WHAT TO WORK ON:
For the listing below, give the count of lines containing "Inventory", and no other text.

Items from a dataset

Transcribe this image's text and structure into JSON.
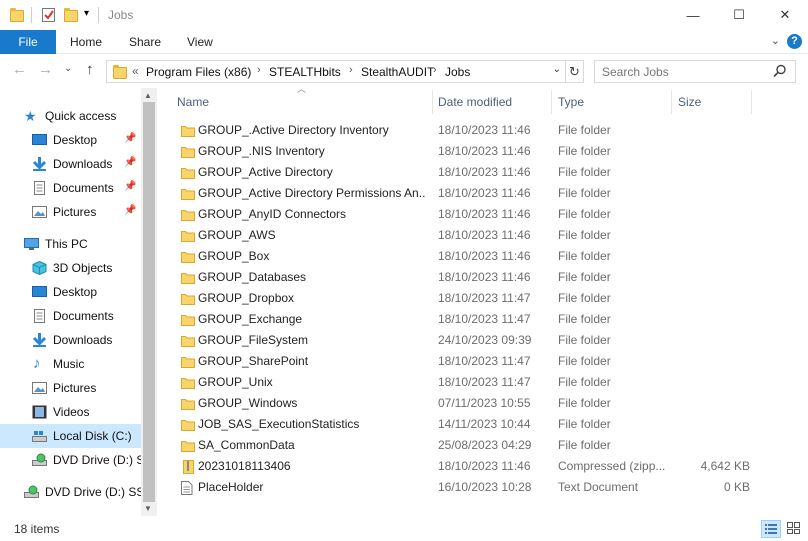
{
  "window": {
    "title": "Jobs",
    "controls": {
      "minimize": "—",
      "maximize": "☐",
      "close": "✕"
    }
  },
  "ribbon": {
    "tabs": [
      "File",
      "Home",
      "Share",
      "View"
    ],
    "help": "?",
    "expand": "⌄"
  },
  "nav": {
    "back": "←",
    "forward": "→",
    "recent": "⌄",
    "up": "↑"
  },
  "address": {
    "overflow": "«",
    "crumbs": [
      "Program Files (x86)",
      "STEALTHbits",
      "StealthAUDIT",
      "Jobs"
    ],
    "separator": "›",
    "dropdown": "⌄",
    "refresh": "↻"
  },
  "search": {
    "placeholder": "Search Jobs"
  },
  "sidebar": {
    "items": [
      {
        "label": "Quick access",
        "icon": "star-icon"
      },
      {
        "label": "Desktop",
        "icon": "desktop-icon",
        "pinned": true
      },
      {
        "label": "Downloads",
        "icon": "download-icon",
        "pinned": true
      },
      {
        "label": "Documents",
        "icon": "documents-icon",
        "pinned": true
      },
      {
        "label": "Pictures",
        "icon": "pictures-icon",
        "pinned": true
      },
      {
        "label": "This PC",
        "icon": "computer-icon"
      },
      {
        "label": "3D Objects",
        "icon": "cube-icon"
      },
      {
        "label": "Desktop",
        "icon": "desktop-icon"
      },
      {
        "label": "Documents",
        "icon": "documents-icon"
      },
      {
        "label": "Downloads",
        "icon": "download-icon"
      },
      {
        "label": "Music",
        "icon": "music-icon"
      },
      {
        "label": "Pictures",
        "icon": "pictures-icon"
      },
      {
        "label": "Videos",
        "icon": "video-icon"
      },
      {
        "label": "Local Disk (C:)",
        "icon": "disk-icon",
        "selected": true
      },
      {
        "label": "DVD Drive (D:) SSS",
        "icon": "dvd-icon"
      },
      {
        "label": "DVD Drive (D:) SSS",
        "icon": "dvd-icon"
      }
    ],
    "pin_glyph": "📌"
  },
  "columns": {
    "name": "Name",
    "date": "Date modified",
    "type": "Type",
    "size": "Size"
  },
  "files": [
    {
      "name": "GROUP_.Active Directory Inventory",
      "date": "18/10/2023 11:46",
      "type": "File folder",
      "size": "",
      "kind": "folder"
    },
    {
      "name": "GROUP_.NIS Inventory",
      "date": "18/10/2023 11:46",
      "type": "File folder",
      "size": "",
      "kind": "folder"
    },
    {
      "name": "GROUP_Active Directory",
      "date": "18/10/2023 11:46",
      "type": "File folder",
      "size": "",
      "kind": "folder"
    },
    {
      "name": "GROUP_Active Directory Permissions An...",
      "date": "18/10/2023 11:46",
      "type": "File folder",
      "size": "",
      "kind": "folder"
    },
    {
      "name": "GROUP_AnyID Connectors",
      "date": "18/10/2023 11:46",
      "type": "File folder",
      "size": "",
      "kind": "folder"
    },
    {
      "name": "GROUP_AWS",
      "date": "18/10/2023 11:46",
      "type": "File folder",
      "size": "",
      "kind": "folder"
    },
    {
      "name": "GROUP_Box",
      "date": "18/10/2023 11:46",
      "type": "File folder",
      "size": "",
      "kind": "folder"
    },
    {
      "name": "GROUP_Databases",
      "date": "18/10/2023 11:46",
      "type": "File folder",
      "size": "",
      "kind": "folder"
    },
    {
      "name": "GROUP_Dropbox",
      "date": "18/10/2023 11:47",
      "type": "File folder",
      "size": "",
      "kind": "folder"
    },
    {
      "name": "GROUP_Exchange",
      "date": "18/10/2023 11:47",
      "type": "File folder",
      "size": "",
      "kind": "folder"
    },
    {
      "name": "GROUP_FileSystem",
      "date": "24/10/2023 09:39",
      "type": "File folder",
      "size": "",
      "kind": "folder"
    },
    {
      "name": "GROUP_SharePoint",
      "date": "18/10/2023 11:47",
      "type": "File folder",
      "size": "",
      "kind": "folder"
    },
    {
      "name": "GROUP_Unix",
      "date": "18/10/2023 11:47",
      "type": "File folder",
      "size": "",
      "kind": "folder"
    },
    {
      "name": "GROUP_Windows",
      "date": "07/11/2023 10:55",
      "type": "File folder",
      "size": "",
      "kind": "folder"
    },
    {
      "name": "JOB_SAS_ExecutionStatistics",
      "date": "14/11/2023 10:44",
      "type": "File folder",
      "size": "",
      "kind": "folder"
    },
    {
      "name": "SA_CommonData",
      "date": "25/08/2023 04:29",
      "type": "File folder",
      "size": "",
      "kind": "folder"
    },
    {
      "name": "20231018113406",
      "date": "18/10/2023 11:46",
      "type": "Compressed (zipp...",
      "size": "4,642 KB",
      "kind": "zip"
    },
    {
      "name": "PlaceHolder",
      "date": "16/10/2023 10:28",
      "type": "Text Document",
      "size": "0 KB",
      "kind": "text"
    }
  ],
  "status": {
    "count": "18 items"
  },
  "colors": {
    "accent": "#1979ca",
    "folder": "#f7d56a",
    "selection": "#cce8ff",
    "header_text": "#4c607a"
  }
}
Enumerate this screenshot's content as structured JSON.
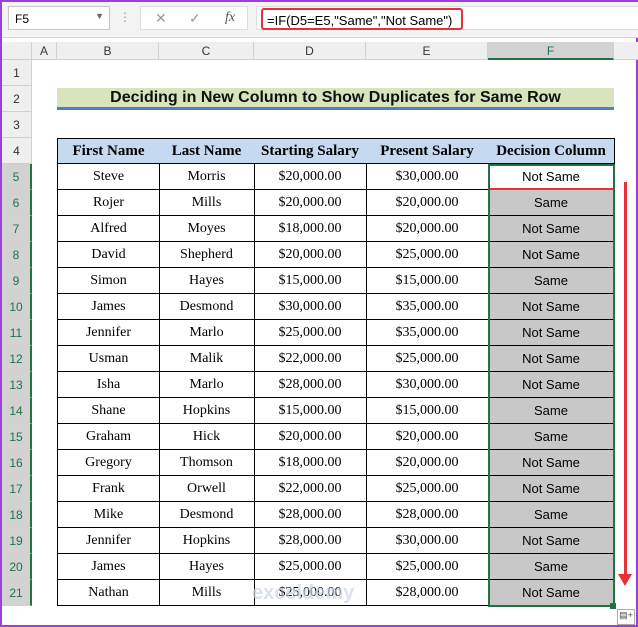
{
  "formula_bar": {
    "name_box": "F5",
    "cancel_icon": "✕",
    "enter_icon": "✓",
    "fx_label": "fx",
    "formula": "=IF(D5=E5,\"Same\",\"Not Same\")"
  },
  "columns": [
    "A",
    "B",
    "C",
    "D",
    "E",
    "F"
  ],
  "rows": [
    "1",
    "2",
    "3",
    "4",
    "5",
    "6",
    "7",
    "8",
    "9",
    "10",
    "11",
    "12",
    "13",
    "14",
    "15",
    "16",
    "17",
    "18",
    "19",
    "20",
    "21"
  ],
  "title": "Deciding in New Column to Show Duplicates for Same Row",
  "table": {
    "headers": [
      "First Name",
      "Last Name",
      "Starting Salary",
      "Present Salary",
      "Decision Column"
    ],
    "rows": [
      [
        "Steve",
        "Morris",
        "$20,000.00",
        "$30,000.00",
        "Not Same"
      ],
      [
        "Rojer",
        "Mills",
        "$20,000.00",
        "$20,000.00",
        "Same"
      ],
      [
        "Alfred",
        "Moyes",
        "$18,000.00",
        "$20,000.00",
        "Not Same"
      ],
      [
        "David",
        "Shepherd",
        "$20,000.00",
        "$25,000.00",
        "Not Same"
      ],
      [
        "Simon",
        "Hayes",
        "$15,000.00",
        "$15,000.00",
        "Same"
      ],
      [
        "James",
        "Desmond",
        "$30,000.00",
        "$35,000.00",
        "Not Same"
      ],
      [
        "Jennifer",
        "Marlo",
        "$25,000.00",
        "$35,000.00",
        "Not Same"
      ],
      [
        "Usman",
        "Malik",
        "$22,000.00",
        "$25,000.00",
        "Not Same"
      ],
      [
        "Isha",
        "Marlo",
        "$28,000.00",
        "$30,000.00",
        "Not Same"
      ],
      [
        "Shane",
        "Hopkins",
        "$15,000.00",
        "$15,000.00",
        "Same"
      ],
      [
        "Graham",
        "Hick",
        "$20,000.00",
        "$20,000.00",
        "Same"
      ],
      [
        "Gregory",
        "Thomson",
        "$18,000.00",
        "$20,000.00",
        "Not Same"
      ],
      [
        "Frank",
        "Orwell",
        "$22,000.00",
        "$25,000.00",
        "Not Same"
      ],
      [
        "Mike",
        "Desmond",
        "$28,000.00",
        "$28,000.00",
        "Same"
      ],
      [
        "Jennifer",
        "Hopkins",
        "$28,000.00",
        "$30,000.00",
        "Not Same"
      ],
      [
        "James",
        "Hayes",
        "$25,000.00",
        "$25,000.00",
        "Same"
      ],
      [
        "Nathan",
        "Mills",
        "$25,000.00",
        "$28,000.00",
        "Not Same"
      ]
    ]
  },
  "watermark": "exceldemy"
}
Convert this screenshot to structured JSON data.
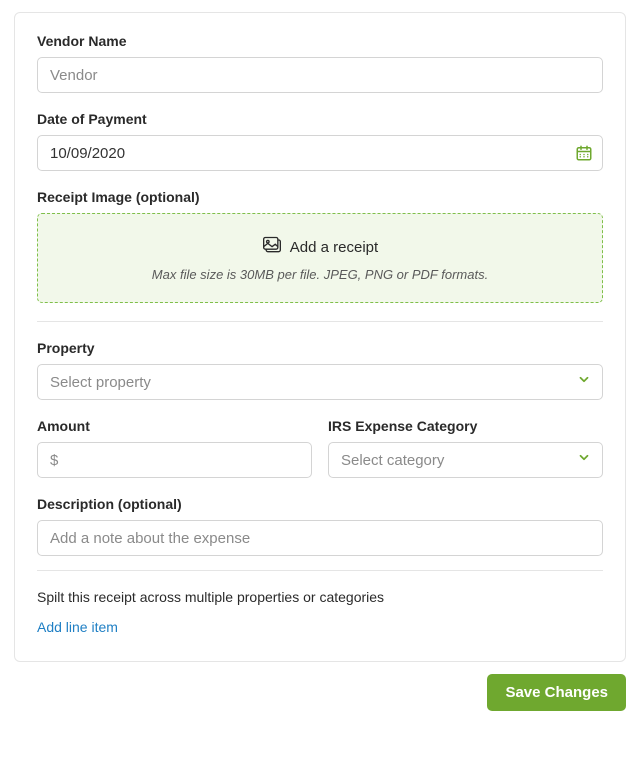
{
  "vendor": {
    "label": "Vendor Name",
    "placeholder": "Vendor",
    "value": ""
  },
  "date": {
    "label": "Date of Payment",
    "value": "10/09/2020"
  },
  "receipt": {
    "label": "Receipt Image (optional)",
    "dropzone_title": "Add a receipt",
    "dropzone_sub": "Max file size is 30MB per file. JPEG, PNG or PDF formats."
  },
  "property": {
    "label": "Property",
    "placeholder": "Select property"
  },
  "amount": {
    "label": "Amount",
    "placeholder": "$"
  },
  "irs_category": {
    "label": "IRS Expense Category",
    "placeholder": "Select category"
  },
  "description": {
    "label": "Description (optional)",
    "placeholder": "Add a note about the expense"
  },
  "split": {
    "text": "Spilt this receipt across multiple properties or categories",
    "link": "Add line item"
  },
  "actions": {
    "save": "Save Changes"
  },
  "colors": {
    "accent_green": "#6fa82f",
    "link_blue": "#1f7fc4"
  }
}
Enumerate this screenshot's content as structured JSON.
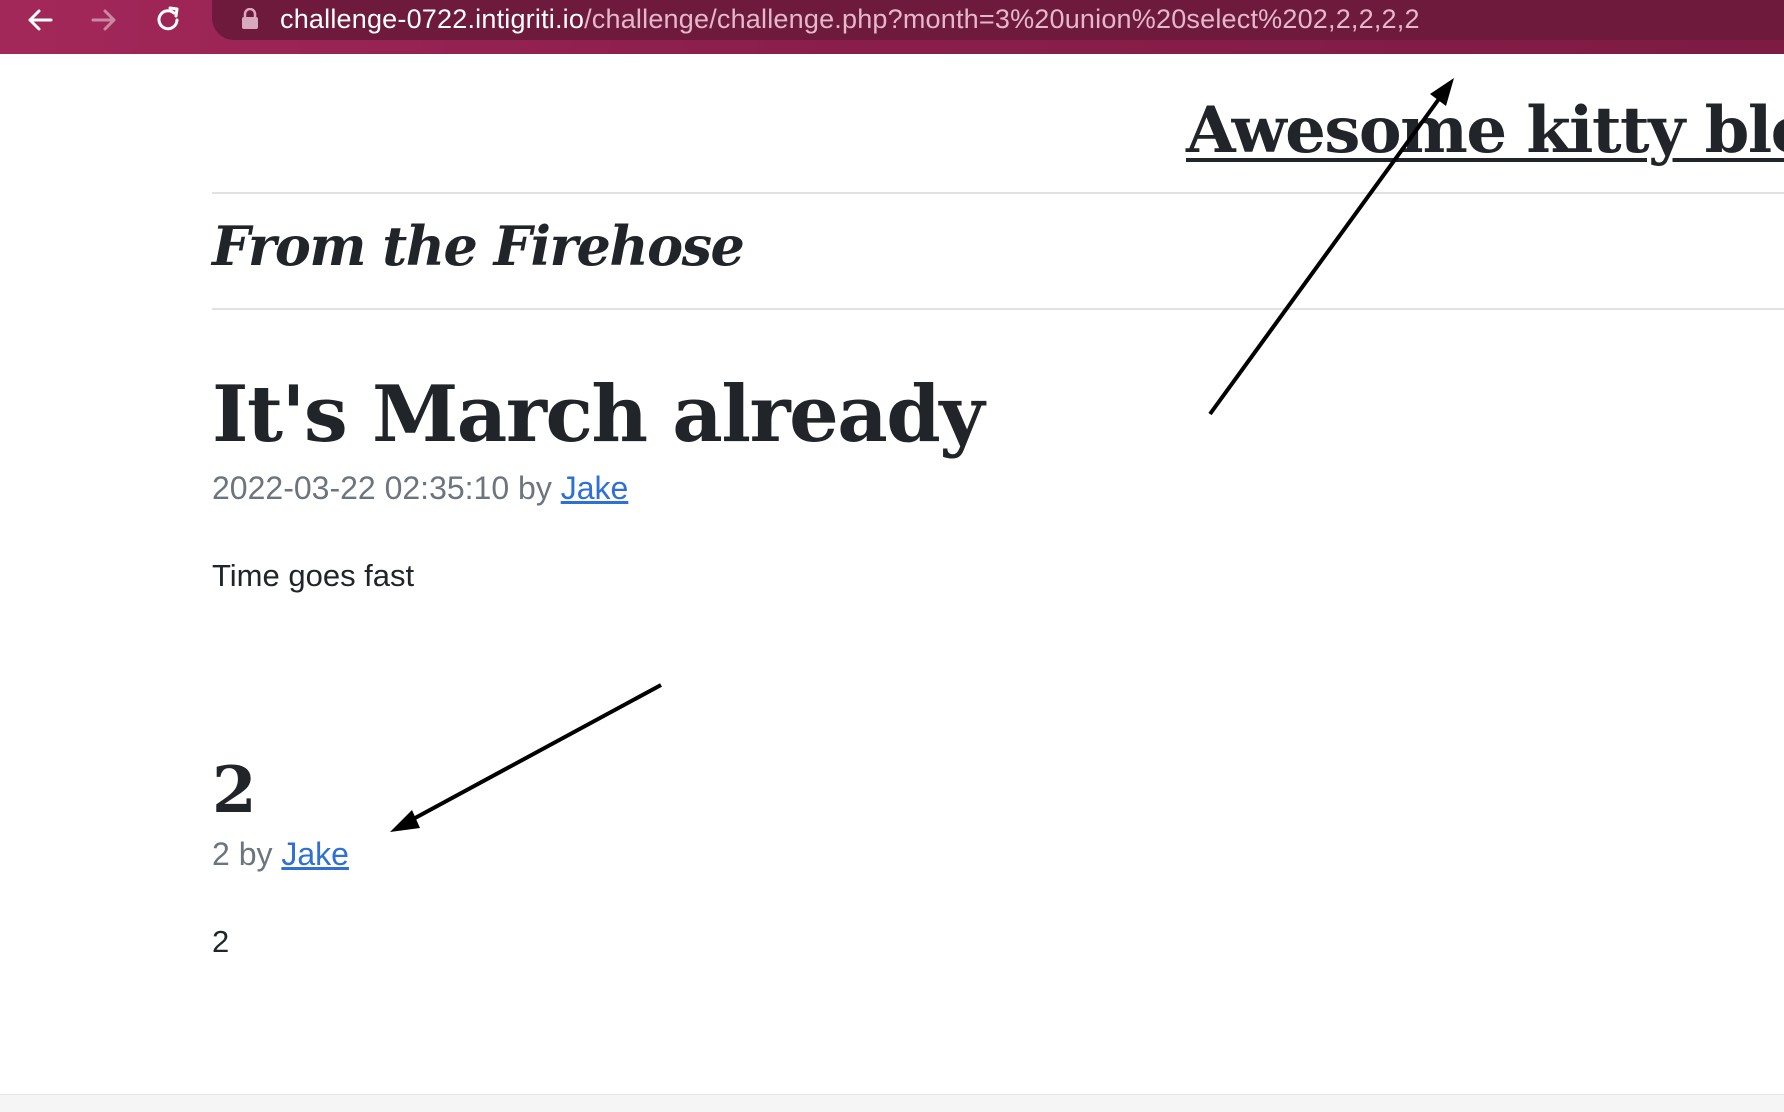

RESULT OF THIS EXERCISE:
2